## RECORDED DATA
################

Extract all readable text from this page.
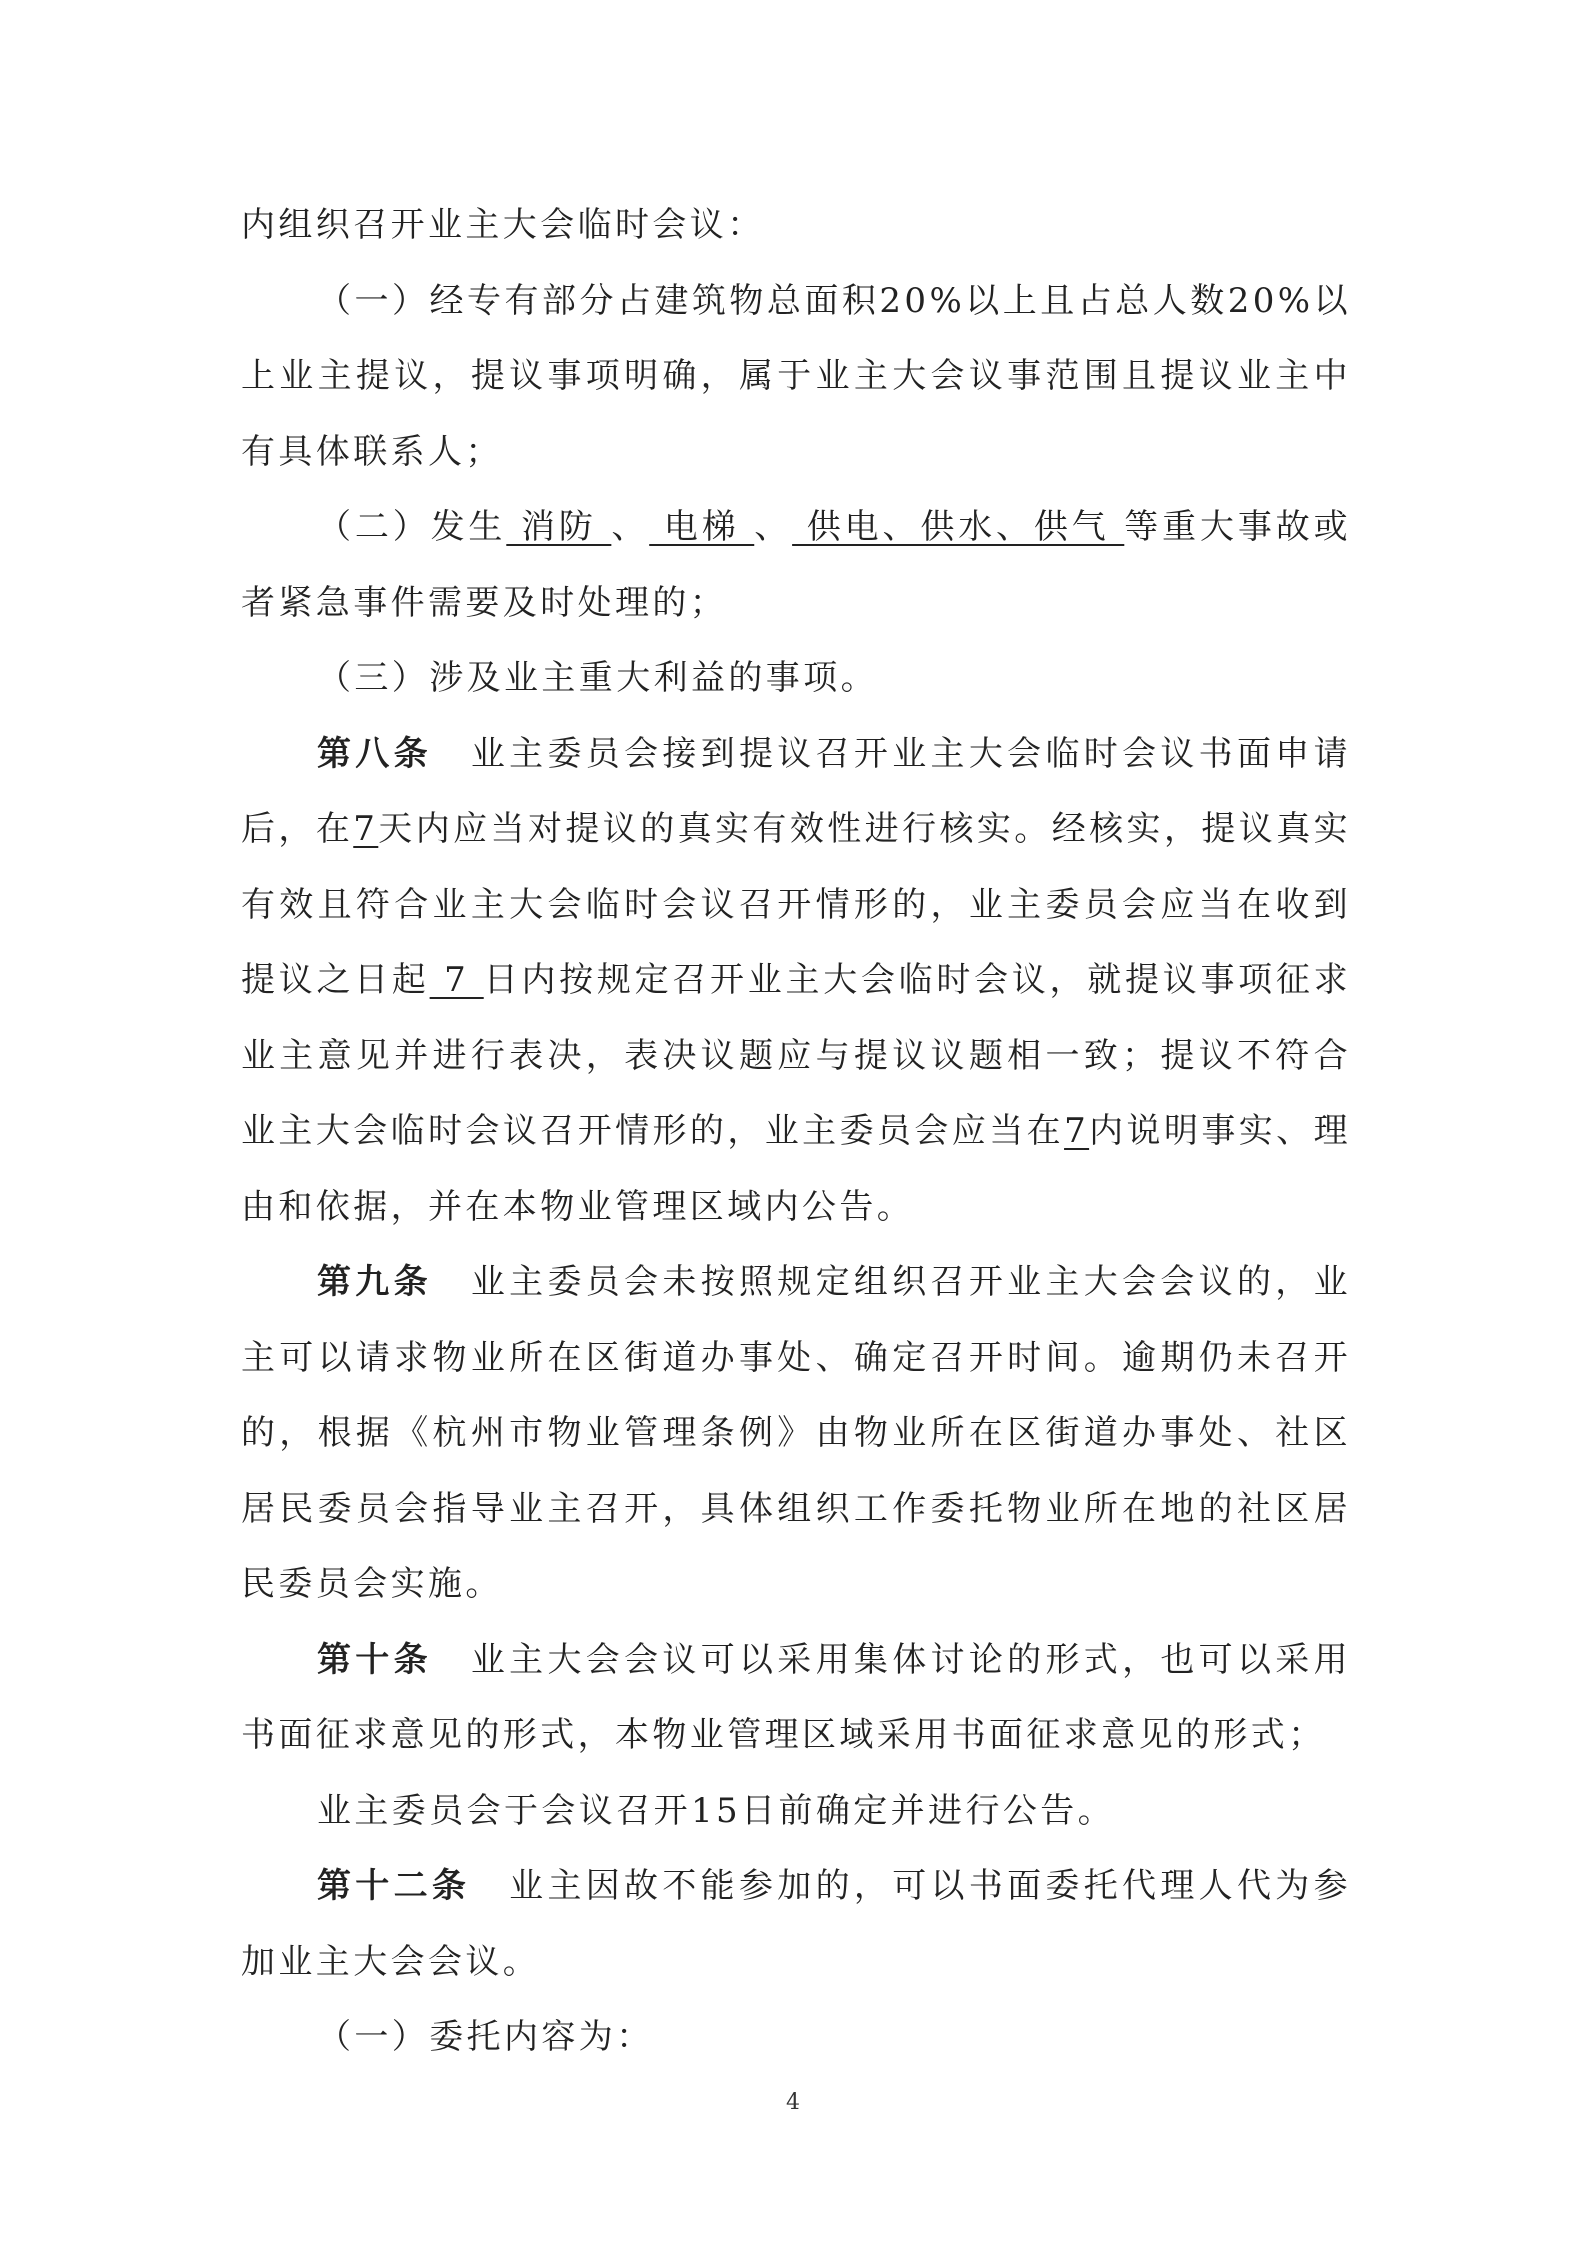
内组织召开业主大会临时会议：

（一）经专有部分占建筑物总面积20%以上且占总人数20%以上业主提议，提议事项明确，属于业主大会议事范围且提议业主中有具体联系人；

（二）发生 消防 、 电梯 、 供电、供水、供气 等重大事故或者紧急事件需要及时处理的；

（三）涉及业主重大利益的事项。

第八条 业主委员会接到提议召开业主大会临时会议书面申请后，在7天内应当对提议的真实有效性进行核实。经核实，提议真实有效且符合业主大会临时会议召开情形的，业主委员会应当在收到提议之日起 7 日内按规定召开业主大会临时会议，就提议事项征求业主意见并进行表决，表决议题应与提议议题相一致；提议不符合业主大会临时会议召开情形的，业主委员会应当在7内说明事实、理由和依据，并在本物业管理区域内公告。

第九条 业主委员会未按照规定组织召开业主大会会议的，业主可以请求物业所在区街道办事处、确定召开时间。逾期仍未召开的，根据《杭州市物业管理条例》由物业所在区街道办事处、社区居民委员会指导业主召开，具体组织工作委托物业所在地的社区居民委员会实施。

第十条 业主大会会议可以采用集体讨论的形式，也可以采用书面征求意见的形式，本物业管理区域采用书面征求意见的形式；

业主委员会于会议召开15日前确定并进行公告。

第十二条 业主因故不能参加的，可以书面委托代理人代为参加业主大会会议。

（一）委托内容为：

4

################

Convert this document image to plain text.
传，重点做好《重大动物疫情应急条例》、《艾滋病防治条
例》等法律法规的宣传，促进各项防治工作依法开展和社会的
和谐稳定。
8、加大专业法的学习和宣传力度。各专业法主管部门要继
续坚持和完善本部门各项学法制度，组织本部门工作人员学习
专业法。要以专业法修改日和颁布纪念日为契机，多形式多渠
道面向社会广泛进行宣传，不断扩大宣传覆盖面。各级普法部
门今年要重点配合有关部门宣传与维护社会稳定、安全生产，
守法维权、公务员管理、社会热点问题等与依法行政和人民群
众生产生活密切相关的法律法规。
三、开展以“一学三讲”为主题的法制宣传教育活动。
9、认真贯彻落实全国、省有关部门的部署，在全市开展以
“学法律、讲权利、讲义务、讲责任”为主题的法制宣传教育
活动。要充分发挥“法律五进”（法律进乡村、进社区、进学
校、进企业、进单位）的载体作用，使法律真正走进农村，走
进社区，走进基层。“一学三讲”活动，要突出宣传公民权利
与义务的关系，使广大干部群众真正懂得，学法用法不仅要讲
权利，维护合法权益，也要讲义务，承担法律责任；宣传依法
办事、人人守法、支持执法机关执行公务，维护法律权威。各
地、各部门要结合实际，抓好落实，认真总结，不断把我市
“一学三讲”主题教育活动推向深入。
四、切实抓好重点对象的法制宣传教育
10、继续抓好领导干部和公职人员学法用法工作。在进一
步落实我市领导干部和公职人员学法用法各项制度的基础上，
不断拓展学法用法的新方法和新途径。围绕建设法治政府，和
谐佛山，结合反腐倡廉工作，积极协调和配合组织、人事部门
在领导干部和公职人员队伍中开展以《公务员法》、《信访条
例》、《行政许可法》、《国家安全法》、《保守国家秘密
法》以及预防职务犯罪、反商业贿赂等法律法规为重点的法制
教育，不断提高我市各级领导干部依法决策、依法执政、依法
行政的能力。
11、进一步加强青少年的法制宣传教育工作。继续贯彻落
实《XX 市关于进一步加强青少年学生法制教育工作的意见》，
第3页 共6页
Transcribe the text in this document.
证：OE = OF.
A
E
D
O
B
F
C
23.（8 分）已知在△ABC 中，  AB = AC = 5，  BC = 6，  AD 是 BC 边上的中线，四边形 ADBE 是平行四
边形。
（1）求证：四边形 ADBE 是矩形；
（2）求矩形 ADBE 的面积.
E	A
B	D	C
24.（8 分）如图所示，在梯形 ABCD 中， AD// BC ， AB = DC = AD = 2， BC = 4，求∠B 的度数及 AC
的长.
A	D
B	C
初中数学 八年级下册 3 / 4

################

## WHAT IS EXPECTED
Note each line of the entries that has "document" in it, and copy those lines.

## EXPECTED ANSWER
Convert this document image to plain text.
Transcribe the text in this document.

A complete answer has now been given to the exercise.